* **YOUR INSTRUCTIONS**: Each line should be copied exactly.

* **Collected data**:
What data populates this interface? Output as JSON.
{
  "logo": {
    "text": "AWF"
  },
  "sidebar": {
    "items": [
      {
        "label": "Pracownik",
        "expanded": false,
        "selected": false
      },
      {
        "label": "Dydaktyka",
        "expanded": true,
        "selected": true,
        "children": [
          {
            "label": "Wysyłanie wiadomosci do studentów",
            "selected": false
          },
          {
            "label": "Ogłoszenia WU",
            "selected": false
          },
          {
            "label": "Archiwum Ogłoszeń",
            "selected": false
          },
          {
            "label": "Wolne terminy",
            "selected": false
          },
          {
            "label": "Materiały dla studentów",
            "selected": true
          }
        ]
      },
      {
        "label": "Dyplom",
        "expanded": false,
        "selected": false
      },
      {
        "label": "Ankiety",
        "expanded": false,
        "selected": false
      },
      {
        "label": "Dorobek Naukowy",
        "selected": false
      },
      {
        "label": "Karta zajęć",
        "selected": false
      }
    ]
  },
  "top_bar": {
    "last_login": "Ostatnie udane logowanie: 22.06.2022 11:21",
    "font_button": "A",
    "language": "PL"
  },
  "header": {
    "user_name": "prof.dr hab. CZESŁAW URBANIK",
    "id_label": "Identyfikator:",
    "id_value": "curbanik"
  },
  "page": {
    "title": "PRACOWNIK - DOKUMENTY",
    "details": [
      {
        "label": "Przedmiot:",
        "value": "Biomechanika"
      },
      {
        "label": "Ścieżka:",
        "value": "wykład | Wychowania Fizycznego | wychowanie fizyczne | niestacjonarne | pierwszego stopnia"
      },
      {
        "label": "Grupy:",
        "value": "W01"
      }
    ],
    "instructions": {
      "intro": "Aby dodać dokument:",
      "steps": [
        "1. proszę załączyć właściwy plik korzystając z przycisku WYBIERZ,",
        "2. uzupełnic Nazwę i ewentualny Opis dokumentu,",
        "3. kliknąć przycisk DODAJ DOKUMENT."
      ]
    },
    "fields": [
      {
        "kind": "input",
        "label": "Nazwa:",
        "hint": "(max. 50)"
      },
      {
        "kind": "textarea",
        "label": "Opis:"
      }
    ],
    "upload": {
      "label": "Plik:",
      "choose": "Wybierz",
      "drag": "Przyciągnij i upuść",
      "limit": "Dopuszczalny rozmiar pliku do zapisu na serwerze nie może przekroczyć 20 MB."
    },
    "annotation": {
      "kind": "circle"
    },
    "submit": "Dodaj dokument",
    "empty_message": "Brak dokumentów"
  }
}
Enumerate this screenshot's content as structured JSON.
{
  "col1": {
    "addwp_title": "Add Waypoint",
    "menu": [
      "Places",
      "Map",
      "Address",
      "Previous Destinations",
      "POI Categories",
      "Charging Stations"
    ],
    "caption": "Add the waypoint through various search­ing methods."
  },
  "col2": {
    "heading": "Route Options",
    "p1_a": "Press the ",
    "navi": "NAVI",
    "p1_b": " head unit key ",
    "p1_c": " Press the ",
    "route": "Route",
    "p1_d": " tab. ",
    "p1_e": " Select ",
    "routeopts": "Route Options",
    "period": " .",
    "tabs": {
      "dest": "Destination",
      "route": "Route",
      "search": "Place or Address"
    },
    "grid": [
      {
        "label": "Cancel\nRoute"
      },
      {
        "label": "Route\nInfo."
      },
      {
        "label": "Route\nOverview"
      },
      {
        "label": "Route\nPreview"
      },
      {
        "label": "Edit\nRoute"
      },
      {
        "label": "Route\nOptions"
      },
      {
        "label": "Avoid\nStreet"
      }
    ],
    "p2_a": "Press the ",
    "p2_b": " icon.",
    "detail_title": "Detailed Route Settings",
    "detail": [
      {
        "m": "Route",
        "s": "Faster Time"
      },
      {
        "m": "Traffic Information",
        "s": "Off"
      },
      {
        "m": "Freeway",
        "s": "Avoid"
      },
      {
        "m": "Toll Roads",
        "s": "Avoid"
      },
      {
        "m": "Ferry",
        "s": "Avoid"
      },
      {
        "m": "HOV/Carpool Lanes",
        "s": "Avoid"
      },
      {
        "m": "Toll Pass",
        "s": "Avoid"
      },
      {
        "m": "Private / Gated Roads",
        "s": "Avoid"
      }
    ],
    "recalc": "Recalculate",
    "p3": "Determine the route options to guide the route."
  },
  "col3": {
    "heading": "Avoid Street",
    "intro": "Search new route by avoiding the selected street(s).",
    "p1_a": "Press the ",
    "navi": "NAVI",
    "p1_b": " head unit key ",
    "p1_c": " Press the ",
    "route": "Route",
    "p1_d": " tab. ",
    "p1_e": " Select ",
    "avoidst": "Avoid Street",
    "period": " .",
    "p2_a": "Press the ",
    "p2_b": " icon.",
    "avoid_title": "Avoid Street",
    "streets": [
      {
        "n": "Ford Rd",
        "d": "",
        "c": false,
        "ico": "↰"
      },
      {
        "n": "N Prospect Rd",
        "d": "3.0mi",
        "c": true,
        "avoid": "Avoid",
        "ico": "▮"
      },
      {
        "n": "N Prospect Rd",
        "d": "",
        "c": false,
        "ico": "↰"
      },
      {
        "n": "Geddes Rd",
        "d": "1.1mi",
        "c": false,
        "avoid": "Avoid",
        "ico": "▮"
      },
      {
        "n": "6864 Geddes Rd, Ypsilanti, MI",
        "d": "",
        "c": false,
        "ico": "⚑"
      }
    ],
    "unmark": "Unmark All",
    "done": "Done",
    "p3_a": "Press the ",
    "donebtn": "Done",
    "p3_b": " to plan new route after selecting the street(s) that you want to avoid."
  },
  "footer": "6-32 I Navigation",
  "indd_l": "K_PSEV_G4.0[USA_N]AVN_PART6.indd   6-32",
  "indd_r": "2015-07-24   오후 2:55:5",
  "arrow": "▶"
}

* **REPLY**:
What data populates this interface? Output as JSON.
{
  "logo": {
    "text": "AWF"
  },
  "sidebar": {
    "items": [
      {
        "label": "Pracownik",
        "expanded": false,
        "selected": false
      },
      {
        "label": "Dydaktyka",
        "expanded": true,
        "selected": true,
        "children": [
          {
            "label": "Wysyłanie wiadomosci do studentów",
            "selected": false
          },
          {
            "label": "Ogłoszenia WU",
            "selected": false
          },
          {
            "label": "Archiwum Ogłoszeń",
            "selected": false
          },
          {
            "label": "Wolne terminy",
            "selected": false
          },
          {
            "label": "Materiały dla studentów",
            "selected": true
          }
        ]
      },
      {
        "label": "Dyplom",
        "expanded": false,
        "selected": false
      },
      {
        "label": "Ankiety",
        "expanded": false,
        "selected": false
      },
      {
        "label": "Dorobek Naukowy",
        "selected": false
      },
      {
        "label": "Karta zajęć",
        "selected": false
      }
    ]
  },
  "top_bar": {
    "last_login": "Ostatnie udane logowanie: 22.06.2022 11:21",
    "font_button": "A",
    "language": "PL"
  },
  "header": {
    "user_name": "prof.dr hab. CZESŁAW URBANIK",
    "id_label": "Identyfikator:",
    "id_value": "curbanik"
  },
  "page": {
    "title": "PRACOWNIK - DOKUMENTY",
    "details": [
      {
        "label": "Przedmiot:",
        "value": "Biomechanika"
      },
      {
        "label": "Ścieżka:",
        "value": "wykład | Wychowania Fizycznego | wychowanie fizyczne | niestacjonarne | pierwszego stopnia"
      },
      {
        "label": "Grupy:",
        "value": "W01"
      }
    ],
    "instructions": {
      "intro": "Aby dodać dokument:",
      "steps": [
        "1. proszę załączyć właściwy plik korzystając z przycisku WYBIERZ,",
        "2. uzupełnic Nazwę i ewentualny Opis dokumentu,",
        "3. kliknąć przycisk DODAJ DOKUMENT."
      ]
    },
    "fields": [
      {
        "kind": "input",
        "label": "Nazwa:",
        "hint": "(max. 50)"
      },
      {
        "kind": "textarea",
        "label": "Opis:"
      }
    ],
    "upload": {
      "label": "Plik:",
      "choose": "Wybierz",
      "drag": "Przyciągnij i upuść",
      "limit": "Dopuszczalny rozmiar pliku do zapisu na serwerze nie może przekroczyć 20 MB."
    },
    "annotation": {
      "kind": "circle"
    },
    "submit": "Dodaj dokument",
    "empty_message": "Brak dokumentów"
  }
}
Enumerate this screenshot's content as structured JSON.
{
  "col1": {
    "addwp_title": "Add Waypoint",
    "menu": [
      "Places",
      "Map",
      "Address",
      "Previous Destinations",
      "POI Categories",
      "Charging Stations"
    ],
    "caption": "Add the waypoint through various search­ing methods."
  },
  "col2": {
    "heading": "Route Options",
    "p1_a": "Press the ",
    "navi": "NAVI",
    "p1_b": " head unit key ",
    "p1_c": " Press the ",
    "route": "Route",
    "p1_d": " tab. ",
    "p1_e": " Select ",
    "routeopts": "Route Options",
    "period": " .",
    "tabs": {
      "dest": "Destination",
      "route": "Route",
      "search": "Place or Address"
    },
    "grid": [
      {
        "label": "Cancel\nRoute"
      },
      {
        "label": "Route\nInfo."
      },
      {
        "label": "Route\nOverview"
      },
      {
        "label": "Route\nPreview"
      },
      {
        "label": "Edit\nRoute"
      },
      {
        "label": "Route\nOptions"
      },
      {
        "label": "Avoid\nStreet"
      }
    ],
    "p2_a": "Press the ",
    "p2_b": " icon.",
    "detail_title": "Detailed Route Settings",
    "detail": [
      {
        "m": "Route",
        "s": "Faster Time"
      },
      {
        "m": "Traffic Information",
        "s": "Off"
      },
      {
        "m": "Freeway",
        "s": "Avoid"
      },
      {
        "m": "Toll Roads",
        "s": "Avoid"
      },
      {
        "m": "Ferry",
        "s": "Avoid"
      },
      {
        "m": "HOV/Carpool Lanes",
        "s": "Avoid"
      },
      {
        "m": "Toll Pass",
        "s": "Avoid"
      },
      {
        "m": "Private / Gated Roads",
        "s": "Avoid"
      }
    ],
    "recalc": "Recalculate",
    "p3": "Determine the route options to guide the route."
  },
  "col3": {
    "heading": "Avoid Street",
    "intro": "Search new route by avoiding the selected street(s).",
    "p1_a": "Press the ",
    "navi": "NAVI",
    "p1_b": " head unit key ",
    "p1_c": " Press the ",
    "route": "Route",
    "p1_d": " tab. ",
    "p1_e": " Select ",
    "avoidst": "Avoid Street",
    "period": " .",
    "p2_a": "Press the ",
    "p2_b": " icon.",
    "avoid_title": "Avoid Street",
    "streets": [
      {
        "n": "Ford Rd",
        "d": "",
        "c": false,
        "ico": "↰"
      },
      {
        "n": "N Prospect Rd",
        "d": "3.0mi",
        "c": true,
        "avoid": "Avoid",
        "ico": "▮"
      },
      {
        "n": "N Prospect Rd",
        "d": "",
        "c": false,
        "ico": "↰"
      },
      {
        "n": "Geddes Rd",
        "d": "1.1mi",
        "c": false,
        "avoid": "Avoid",
        "ico": "▮"
      },
      {
        "n": "6864 Geddes Rd, Ypsilanti, MI",
        "d": "",
        "c": false,
        "ico": "⚑"
      }
    ],
    "unmark": "Unmark All",
    "done": "Done",
    "p3_a": "Press the ",
    "donebtn": "Done",
    "p3_b": " to plan new route after selecting the street(s) that you want to avoid."
  },
  "footer": "6-32 I Navigation",
  "indd_l": "K_PSEV_G4.0[USA_N]AVN_PART6.indd   6-32",
  "indd_r": "2015-07-24   오후 2:55:5",
  "arrow": "▶"
}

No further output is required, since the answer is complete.